▸ **STATED TASK**: Find the string "DCENT" in the data, then copy every line where it is found.

Records that describe figures
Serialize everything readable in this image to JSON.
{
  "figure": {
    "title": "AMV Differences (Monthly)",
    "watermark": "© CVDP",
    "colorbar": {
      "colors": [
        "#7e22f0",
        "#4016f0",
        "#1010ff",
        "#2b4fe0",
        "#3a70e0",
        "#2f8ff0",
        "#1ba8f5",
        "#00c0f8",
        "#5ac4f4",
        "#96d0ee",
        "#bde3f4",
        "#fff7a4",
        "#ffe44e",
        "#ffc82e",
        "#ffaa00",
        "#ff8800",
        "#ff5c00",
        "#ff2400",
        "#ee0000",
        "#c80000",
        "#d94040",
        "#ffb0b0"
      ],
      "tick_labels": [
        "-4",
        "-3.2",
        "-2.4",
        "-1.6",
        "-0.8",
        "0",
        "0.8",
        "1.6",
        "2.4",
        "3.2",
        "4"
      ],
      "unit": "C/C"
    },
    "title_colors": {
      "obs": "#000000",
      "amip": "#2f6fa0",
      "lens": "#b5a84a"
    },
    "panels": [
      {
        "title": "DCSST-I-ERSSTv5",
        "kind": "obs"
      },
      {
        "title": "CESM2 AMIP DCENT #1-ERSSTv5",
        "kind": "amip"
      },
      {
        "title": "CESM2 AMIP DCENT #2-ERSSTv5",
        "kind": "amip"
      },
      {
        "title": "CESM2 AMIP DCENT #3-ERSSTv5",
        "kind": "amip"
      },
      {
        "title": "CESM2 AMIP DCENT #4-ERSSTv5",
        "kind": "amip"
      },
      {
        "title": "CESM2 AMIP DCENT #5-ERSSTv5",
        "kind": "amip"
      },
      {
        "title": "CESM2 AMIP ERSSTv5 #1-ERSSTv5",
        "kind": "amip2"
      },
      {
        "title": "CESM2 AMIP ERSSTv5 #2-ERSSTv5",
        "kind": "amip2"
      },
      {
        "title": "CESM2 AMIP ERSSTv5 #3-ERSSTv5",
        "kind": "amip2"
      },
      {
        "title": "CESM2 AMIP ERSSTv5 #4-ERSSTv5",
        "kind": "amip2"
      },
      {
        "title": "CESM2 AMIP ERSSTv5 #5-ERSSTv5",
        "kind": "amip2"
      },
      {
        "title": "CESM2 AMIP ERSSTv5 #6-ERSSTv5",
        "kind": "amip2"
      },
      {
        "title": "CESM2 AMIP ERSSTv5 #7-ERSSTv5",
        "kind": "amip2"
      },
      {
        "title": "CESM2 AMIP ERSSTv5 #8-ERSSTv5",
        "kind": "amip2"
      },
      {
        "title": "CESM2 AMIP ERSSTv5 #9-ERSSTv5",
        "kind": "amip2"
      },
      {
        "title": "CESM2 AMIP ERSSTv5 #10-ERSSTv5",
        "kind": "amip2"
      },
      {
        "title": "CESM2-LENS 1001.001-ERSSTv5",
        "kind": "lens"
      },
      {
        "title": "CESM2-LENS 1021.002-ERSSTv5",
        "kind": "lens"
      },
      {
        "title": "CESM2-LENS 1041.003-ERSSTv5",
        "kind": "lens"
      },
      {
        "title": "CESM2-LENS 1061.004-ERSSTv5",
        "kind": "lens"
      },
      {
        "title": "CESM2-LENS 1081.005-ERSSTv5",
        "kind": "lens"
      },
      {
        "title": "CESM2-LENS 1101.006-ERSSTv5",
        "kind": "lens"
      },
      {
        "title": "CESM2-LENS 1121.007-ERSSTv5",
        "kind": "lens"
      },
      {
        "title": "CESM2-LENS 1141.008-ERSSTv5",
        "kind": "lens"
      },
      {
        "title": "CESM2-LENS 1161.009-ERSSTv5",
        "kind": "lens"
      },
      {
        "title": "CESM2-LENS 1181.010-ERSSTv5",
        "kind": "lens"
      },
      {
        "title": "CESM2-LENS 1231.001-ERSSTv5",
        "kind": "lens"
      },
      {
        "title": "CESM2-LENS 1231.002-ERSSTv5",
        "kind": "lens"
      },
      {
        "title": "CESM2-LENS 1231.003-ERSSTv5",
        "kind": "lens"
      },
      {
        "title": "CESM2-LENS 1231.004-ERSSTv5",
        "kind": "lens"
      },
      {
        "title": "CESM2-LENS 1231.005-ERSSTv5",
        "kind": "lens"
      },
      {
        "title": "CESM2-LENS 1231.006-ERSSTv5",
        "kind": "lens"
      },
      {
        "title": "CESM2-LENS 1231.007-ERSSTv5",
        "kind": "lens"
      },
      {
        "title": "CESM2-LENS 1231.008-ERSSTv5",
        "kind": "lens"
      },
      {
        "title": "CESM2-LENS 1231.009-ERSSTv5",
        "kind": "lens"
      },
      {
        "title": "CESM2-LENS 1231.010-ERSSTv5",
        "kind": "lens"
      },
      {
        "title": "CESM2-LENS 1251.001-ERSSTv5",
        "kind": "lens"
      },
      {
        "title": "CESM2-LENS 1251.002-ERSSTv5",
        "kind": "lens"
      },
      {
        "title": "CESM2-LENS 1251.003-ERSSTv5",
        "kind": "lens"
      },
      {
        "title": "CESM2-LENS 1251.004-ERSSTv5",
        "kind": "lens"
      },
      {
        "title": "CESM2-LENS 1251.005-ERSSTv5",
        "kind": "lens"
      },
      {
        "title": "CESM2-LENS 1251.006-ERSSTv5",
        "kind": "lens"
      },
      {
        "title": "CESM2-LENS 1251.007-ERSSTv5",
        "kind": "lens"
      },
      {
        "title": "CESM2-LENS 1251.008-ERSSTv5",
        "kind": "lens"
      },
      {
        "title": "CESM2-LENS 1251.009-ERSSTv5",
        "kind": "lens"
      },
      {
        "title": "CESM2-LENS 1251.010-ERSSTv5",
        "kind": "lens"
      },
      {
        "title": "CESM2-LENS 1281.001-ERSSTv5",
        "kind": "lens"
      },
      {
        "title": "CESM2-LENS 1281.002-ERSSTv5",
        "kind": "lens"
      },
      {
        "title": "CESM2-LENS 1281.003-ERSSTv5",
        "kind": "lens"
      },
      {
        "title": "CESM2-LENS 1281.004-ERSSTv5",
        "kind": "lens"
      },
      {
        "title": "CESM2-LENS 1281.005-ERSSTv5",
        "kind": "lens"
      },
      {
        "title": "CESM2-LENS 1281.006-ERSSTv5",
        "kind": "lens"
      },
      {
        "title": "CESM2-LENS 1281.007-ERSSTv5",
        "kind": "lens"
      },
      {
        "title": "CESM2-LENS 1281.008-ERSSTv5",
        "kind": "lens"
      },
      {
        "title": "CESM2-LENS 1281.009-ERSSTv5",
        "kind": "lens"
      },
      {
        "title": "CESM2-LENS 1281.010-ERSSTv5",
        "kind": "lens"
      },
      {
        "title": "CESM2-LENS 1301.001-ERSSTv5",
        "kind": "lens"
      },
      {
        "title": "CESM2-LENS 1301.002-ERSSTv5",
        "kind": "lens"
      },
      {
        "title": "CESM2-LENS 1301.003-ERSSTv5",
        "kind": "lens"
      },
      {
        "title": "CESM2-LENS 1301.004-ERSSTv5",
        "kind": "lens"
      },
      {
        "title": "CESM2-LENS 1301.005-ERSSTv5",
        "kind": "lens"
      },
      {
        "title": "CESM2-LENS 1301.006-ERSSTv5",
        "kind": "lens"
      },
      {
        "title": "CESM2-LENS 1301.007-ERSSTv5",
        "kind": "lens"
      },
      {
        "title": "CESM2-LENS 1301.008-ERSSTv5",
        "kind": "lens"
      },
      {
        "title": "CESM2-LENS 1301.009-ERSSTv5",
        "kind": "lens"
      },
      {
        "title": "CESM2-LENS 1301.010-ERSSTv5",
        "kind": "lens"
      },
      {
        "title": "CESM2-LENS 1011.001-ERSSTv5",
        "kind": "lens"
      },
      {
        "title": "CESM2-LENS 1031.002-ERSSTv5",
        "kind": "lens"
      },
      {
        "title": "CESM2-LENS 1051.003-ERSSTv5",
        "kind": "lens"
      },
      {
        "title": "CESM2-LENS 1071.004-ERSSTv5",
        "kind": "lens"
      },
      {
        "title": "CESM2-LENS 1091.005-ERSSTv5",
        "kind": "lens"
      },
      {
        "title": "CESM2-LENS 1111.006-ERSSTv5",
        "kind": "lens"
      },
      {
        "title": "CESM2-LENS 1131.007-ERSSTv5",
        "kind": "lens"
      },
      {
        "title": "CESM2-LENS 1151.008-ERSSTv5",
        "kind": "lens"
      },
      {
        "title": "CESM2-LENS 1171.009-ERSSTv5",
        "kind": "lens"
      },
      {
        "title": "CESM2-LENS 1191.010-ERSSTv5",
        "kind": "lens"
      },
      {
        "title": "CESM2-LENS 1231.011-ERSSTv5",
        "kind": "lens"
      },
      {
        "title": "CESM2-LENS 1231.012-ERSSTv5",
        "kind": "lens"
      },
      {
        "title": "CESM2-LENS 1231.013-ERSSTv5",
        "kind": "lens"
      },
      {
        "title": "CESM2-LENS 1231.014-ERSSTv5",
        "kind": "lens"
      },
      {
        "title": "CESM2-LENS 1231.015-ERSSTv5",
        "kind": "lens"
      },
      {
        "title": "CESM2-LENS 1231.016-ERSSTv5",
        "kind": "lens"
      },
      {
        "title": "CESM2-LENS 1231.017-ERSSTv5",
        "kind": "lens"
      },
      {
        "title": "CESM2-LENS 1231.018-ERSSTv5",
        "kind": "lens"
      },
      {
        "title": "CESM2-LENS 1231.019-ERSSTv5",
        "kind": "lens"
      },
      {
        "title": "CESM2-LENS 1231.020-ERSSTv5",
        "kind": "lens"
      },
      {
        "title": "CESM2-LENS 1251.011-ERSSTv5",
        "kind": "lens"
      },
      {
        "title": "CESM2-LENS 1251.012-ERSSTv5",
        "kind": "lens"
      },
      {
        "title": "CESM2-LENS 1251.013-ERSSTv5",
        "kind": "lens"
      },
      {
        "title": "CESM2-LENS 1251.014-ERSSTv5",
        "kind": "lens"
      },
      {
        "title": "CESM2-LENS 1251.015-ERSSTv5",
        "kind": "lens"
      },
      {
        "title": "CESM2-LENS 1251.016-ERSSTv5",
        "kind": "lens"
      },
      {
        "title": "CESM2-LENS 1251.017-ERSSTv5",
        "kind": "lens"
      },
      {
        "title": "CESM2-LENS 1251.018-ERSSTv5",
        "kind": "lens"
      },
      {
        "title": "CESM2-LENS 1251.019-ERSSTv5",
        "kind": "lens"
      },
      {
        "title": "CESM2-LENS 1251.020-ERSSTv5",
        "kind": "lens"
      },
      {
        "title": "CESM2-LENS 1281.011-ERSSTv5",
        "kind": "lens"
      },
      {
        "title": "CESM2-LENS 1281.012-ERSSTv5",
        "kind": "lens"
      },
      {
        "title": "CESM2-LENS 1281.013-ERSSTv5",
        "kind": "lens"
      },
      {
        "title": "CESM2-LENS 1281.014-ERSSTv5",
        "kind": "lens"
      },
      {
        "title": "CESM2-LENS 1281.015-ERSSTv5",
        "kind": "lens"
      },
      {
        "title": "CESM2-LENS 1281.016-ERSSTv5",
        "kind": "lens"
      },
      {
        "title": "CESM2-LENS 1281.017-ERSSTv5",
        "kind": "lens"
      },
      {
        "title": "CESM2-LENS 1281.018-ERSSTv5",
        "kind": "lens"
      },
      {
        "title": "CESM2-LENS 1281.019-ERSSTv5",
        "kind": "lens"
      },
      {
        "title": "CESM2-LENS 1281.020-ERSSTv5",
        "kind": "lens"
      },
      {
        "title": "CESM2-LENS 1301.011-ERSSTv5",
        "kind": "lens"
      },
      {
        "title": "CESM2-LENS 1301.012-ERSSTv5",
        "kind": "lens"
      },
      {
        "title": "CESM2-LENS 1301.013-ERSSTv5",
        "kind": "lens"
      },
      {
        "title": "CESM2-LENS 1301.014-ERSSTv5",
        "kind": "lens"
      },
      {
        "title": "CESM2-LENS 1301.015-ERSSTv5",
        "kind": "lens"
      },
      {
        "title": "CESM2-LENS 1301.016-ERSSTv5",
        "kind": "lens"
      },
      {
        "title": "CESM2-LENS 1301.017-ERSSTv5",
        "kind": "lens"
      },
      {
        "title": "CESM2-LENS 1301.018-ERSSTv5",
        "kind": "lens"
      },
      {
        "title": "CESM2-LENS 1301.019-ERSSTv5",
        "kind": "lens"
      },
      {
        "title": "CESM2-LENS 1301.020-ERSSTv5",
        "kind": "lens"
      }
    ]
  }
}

▸ **WRITTEN ANSWER**:
        "title": "CESM2 AMIP DCENT #1-ERSSTv5",
        "title": "CESM2 AMIP DCENT #2-ERSSTv5",
        "title": "CESM2 AMIP DCENT #3-ERSSTv5",
        "title": "CESM2 AMIP DCENT #4-ERSSTv5",
        "title": "CESM2 AMIP DCENT #5-ERSSTv5",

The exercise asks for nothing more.